_STATED PROBLEM_
In the post on paper topics, why does the first suggested topic treat tending machines and slaughtering chickens as a problem for a socialist society?

_QUOTED TEXT_

Saturday, September 17, 2022

IT IS THAT TIME OF THE SEMESTER

The undergraduates in the course have the option of writing two shorter papers or one longer paper at the end of the semester. For those choosing the two paper option, I have prepared some suggested topics, although they are free to write on a topic of their own choosing if they wish.  I thought some of you might be interested in the topics I prepared for them. Here they are,


1.         In the manuscript on Alienated Labour, Marx presents an inspiring picture of the truly human character of unalienated labour by way of contrast with the appallingly inhuman conditions of nineteenth century factory work.  No doubt that account captures quite nicely how the folks at Apple headquarters in Cupertino feel about their work.  But humans cannot live on apps alone, and even in the wonderful world after the revolution someone is going to have to tend the machines and slaughter the chickens and sew up the seams of new T-shirts and do all that other tedious labor that does not seem quite to measure up to Marx's Romantic vision of unalienated labor.  How, if at all, might this problem be dealt with in a socialist society and economy?

 

2.         The development of capitalism has been quite uneven, progressing in some countries rapidly and in other countries quite slowly.  What problems does that fact pose for the sort of international working class movement Marx envisions in the Manifesto?

 

3.         Write a Marxian critique of the Occupy Movement.  Or, write a critique of Marx from the perspective of the Occupy Movement.  Or, write critiques of both Marx and the Occupy Movement from some other perspective.   I don't care.  Just make it penetrating and interesting and original.

 

4.         What is the difference, if any, between mystification and good old garden-variety stupidity, ignorance, and superstition?

 

5.         Do some research on the concept of the fetish as it turns up in Cultural Anthropology and write a paper on Marx's use of the term in the section of Chapter One of CAPITAL entitled "The Fetishism of Commodities and the Secret Thereof."

_RECORDS_
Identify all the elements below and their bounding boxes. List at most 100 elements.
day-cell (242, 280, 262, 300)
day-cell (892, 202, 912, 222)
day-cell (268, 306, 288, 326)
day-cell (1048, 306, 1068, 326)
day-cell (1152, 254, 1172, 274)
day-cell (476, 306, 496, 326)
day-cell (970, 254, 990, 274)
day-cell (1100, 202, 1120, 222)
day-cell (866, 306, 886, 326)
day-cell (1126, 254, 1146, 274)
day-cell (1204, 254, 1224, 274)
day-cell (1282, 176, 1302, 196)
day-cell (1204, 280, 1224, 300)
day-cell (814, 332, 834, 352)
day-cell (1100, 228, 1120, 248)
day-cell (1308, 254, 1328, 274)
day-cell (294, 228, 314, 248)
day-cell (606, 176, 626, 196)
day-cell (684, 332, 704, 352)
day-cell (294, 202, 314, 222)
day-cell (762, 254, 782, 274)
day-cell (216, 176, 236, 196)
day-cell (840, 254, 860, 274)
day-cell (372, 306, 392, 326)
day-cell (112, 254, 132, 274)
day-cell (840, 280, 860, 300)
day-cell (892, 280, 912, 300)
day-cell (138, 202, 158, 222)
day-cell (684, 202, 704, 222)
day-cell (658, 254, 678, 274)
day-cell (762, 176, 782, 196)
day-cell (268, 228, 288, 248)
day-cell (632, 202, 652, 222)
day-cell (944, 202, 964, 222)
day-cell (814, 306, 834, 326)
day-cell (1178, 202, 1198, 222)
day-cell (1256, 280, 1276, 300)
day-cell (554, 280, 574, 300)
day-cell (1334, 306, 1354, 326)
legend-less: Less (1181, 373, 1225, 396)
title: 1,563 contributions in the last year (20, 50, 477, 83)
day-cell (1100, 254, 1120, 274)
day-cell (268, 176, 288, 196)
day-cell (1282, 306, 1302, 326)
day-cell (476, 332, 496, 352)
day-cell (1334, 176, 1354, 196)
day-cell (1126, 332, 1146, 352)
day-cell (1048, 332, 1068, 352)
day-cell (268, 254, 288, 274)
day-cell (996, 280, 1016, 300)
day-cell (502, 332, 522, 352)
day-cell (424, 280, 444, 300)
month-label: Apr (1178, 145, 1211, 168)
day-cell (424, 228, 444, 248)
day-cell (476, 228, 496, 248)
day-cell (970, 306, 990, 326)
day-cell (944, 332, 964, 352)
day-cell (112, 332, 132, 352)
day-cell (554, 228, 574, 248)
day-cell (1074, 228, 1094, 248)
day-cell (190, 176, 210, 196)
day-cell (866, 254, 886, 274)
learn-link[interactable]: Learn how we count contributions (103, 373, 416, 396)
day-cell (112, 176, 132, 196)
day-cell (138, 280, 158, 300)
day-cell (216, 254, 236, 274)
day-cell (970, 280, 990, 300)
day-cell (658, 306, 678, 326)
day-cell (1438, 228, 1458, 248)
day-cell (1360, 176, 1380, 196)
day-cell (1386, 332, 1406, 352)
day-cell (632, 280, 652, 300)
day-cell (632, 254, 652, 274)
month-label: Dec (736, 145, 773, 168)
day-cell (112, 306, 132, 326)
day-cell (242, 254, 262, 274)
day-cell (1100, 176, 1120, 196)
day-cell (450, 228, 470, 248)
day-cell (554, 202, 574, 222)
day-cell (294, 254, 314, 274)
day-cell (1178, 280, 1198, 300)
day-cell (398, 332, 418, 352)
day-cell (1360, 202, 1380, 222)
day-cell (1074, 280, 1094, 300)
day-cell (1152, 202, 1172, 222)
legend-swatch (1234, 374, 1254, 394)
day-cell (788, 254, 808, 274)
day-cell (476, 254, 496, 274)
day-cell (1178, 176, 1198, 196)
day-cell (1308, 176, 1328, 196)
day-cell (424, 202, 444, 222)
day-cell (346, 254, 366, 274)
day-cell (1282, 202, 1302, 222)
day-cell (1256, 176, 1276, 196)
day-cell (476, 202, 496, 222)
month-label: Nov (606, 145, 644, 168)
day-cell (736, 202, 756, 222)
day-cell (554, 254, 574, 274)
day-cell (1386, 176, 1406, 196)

_RESULT OF THE TASK_
Such tedious labor does not seem to measure up to Marx's Romantic vision of unalienated labor. Yet humans cannot live on apps alone, so even after the revolution someone will still have to do it.